(Transcription dataset entries)
━━━━━━━━

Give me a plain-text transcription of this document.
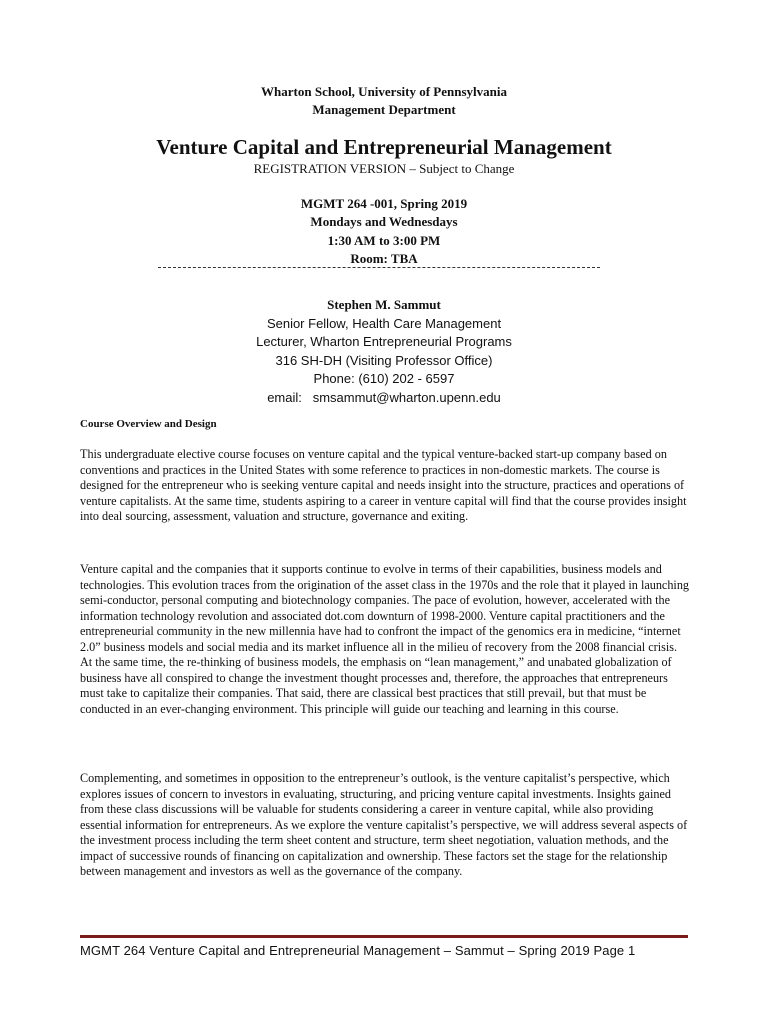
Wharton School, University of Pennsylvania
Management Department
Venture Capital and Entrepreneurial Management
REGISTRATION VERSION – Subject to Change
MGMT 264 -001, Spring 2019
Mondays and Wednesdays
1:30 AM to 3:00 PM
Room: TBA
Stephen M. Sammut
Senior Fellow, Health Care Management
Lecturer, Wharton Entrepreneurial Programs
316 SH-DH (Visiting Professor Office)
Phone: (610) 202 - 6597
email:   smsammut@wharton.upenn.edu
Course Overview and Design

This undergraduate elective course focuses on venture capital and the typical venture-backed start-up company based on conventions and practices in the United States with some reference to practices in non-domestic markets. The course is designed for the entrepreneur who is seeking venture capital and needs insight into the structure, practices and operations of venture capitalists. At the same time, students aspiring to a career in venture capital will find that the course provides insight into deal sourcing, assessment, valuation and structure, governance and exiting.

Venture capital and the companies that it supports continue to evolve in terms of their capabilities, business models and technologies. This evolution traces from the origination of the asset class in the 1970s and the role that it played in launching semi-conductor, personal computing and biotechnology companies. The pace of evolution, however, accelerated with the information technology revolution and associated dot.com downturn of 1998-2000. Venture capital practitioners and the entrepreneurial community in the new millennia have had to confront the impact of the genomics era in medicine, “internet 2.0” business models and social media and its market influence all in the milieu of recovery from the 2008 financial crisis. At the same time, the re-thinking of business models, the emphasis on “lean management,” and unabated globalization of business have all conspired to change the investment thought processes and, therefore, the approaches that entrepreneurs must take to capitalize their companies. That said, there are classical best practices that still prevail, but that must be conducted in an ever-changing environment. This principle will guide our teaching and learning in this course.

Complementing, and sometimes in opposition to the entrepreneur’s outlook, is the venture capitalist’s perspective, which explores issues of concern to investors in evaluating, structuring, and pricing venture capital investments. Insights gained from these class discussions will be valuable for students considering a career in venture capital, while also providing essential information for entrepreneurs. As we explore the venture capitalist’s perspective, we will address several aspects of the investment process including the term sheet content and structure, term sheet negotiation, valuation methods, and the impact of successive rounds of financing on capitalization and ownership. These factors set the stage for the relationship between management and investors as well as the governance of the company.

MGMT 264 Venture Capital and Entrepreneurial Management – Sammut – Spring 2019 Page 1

━━━━━━━━

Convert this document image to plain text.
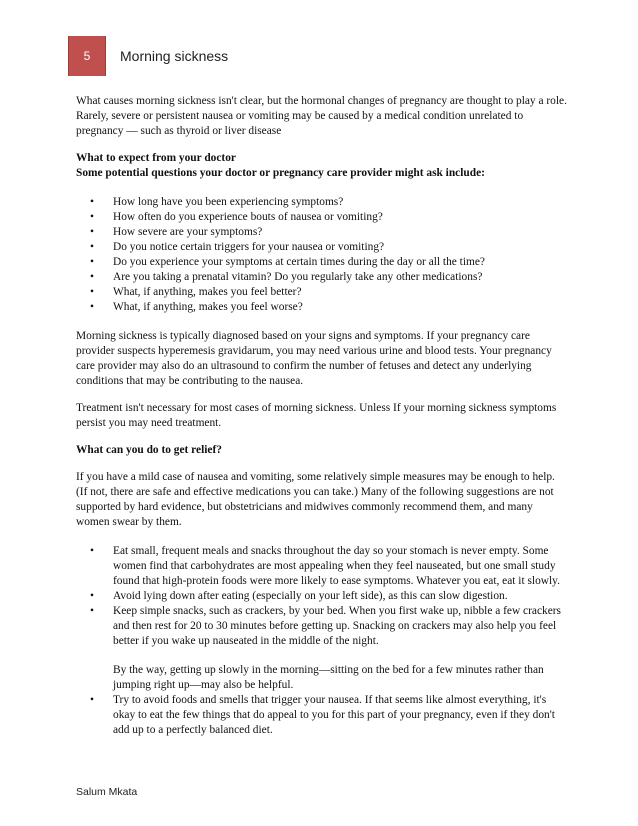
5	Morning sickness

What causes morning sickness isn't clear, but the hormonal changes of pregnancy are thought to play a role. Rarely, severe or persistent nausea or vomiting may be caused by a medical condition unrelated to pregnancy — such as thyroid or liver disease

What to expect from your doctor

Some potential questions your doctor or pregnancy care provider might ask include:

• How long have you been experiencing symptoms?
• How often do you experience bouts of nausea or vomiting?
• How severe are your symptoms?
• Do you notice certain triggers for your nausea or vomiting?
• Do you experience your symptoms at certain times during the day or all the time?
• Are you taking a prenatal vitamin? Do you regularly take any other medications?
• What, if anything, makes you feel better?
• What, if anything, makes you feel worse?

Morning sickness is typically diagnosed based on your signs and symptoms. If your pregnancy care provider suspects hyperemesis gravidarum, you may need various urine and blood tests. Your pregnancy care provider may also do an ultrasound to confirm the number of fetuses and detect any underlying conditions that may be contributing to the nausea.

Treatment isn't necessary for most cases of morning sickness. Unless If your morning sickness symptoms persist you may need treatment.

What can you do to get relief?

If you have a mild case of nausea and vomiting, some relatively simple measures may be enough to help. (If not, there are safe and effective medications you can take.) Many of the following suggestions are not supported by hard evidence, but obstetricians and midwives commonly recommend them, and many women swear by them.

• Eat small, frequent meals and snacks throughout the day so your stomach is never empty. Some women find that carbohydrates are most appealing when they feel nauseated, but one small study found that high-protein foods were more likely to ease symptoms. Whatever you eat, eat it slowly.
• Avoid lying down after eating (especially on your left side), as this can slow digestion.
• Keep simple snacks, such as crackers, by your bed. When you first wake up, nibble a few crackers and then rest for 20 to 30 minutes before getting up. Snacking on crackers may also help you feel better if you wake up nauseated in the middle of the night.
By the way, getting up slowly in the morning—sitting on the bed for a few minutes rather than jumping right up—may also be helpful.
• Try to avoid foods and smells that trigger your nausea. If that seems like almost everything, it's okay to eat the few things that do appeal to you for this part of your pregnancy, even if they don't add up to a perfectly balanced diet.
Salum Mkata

━━━━━━━━

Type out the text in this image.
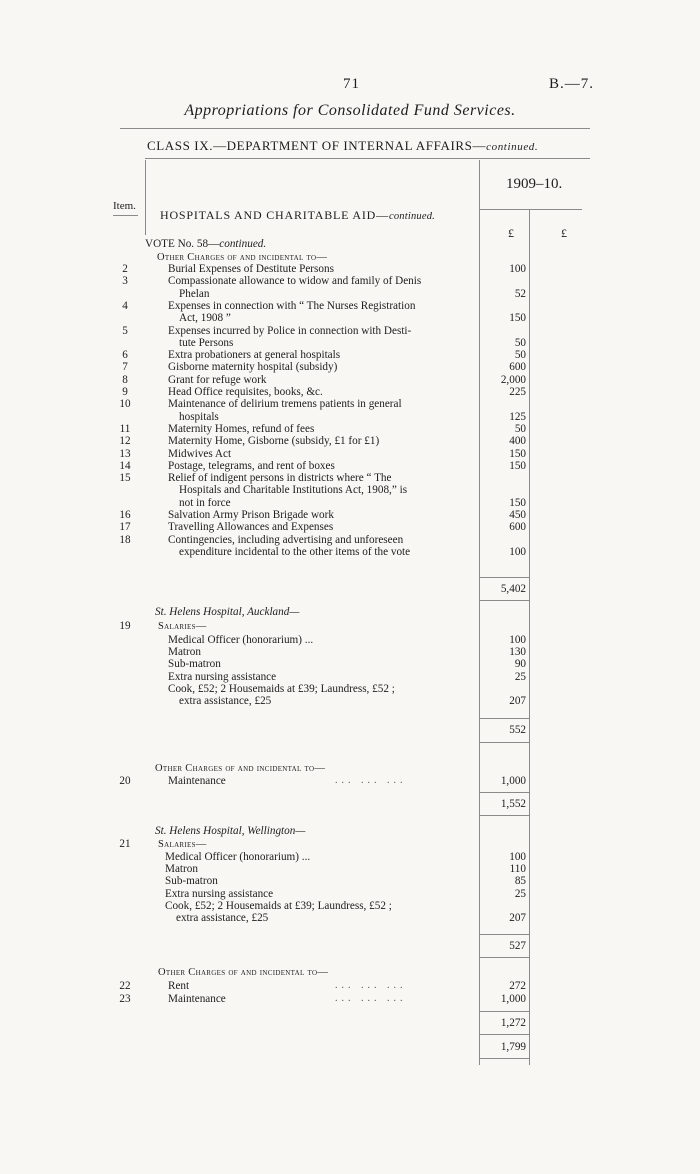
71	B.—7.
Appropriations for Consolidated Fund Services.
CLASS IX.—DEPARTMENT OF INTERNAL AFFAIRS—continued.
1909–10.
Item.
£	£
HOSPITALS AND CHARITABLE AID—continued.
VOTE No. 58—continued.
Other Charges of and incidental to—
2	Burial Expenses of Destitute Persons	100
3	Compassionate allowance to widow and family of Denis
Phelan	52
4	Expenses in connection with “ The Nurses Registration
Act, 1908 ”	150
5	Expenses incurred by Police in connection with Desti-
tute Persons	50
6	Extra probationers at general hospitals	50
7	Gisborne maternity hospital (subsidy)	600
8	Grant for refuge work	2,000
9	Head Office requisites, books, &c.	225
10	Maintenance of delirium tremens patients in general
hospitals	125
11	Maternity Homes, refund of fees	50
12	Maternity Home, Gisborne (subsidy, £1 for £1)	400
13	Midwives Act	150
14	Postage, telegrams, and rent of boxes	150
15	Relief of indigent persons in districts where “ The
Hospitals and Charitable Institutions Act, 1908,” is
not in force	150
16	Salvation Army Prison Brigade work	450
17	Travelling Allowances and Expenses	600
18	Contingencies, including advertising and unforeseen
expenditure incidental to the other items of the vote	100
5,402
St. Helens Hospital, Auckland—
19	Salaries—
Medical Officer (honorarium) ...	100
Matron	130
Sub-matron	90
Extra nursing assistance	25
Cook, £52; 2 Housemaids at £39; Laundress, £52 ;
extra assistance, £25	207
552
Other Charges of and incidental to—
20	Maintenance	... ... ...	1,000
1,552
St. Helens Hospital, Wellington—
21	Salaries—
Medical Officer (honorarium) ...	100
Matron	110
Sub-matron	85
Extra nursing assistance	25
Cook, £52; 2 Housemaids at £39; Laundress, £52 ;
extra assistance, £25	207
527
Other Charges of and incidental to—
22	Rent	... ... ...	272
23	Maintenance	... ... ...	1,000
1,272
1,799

━━━━━━━━

In the records above, find each line that holds the word "sickness"; copy all such lines.

5	Morning sickness
What causes morning sickness isn't clear, but the hormonal changes of pregnancy are thought to play a role. Rarely, severe or persistent nausea or vomiting may be caused by a medical condition unrelated to pregnancy — such as thyroid or liver disease
Morning sickness is typically diagnosed based on your signs and symptoms. If your pregnancy care provider suspects hyperemesis gravidarum, you may need various urine and blood tests. Your pregnancy care provider may also do an ultrasound to confirm the number of fetuses and detect any underlying conditions that may be contributing to the nausea.
Treatment isn't necessary for most cases of morning sickness. Unless If your morning sickness symptoms persist you may need treatment.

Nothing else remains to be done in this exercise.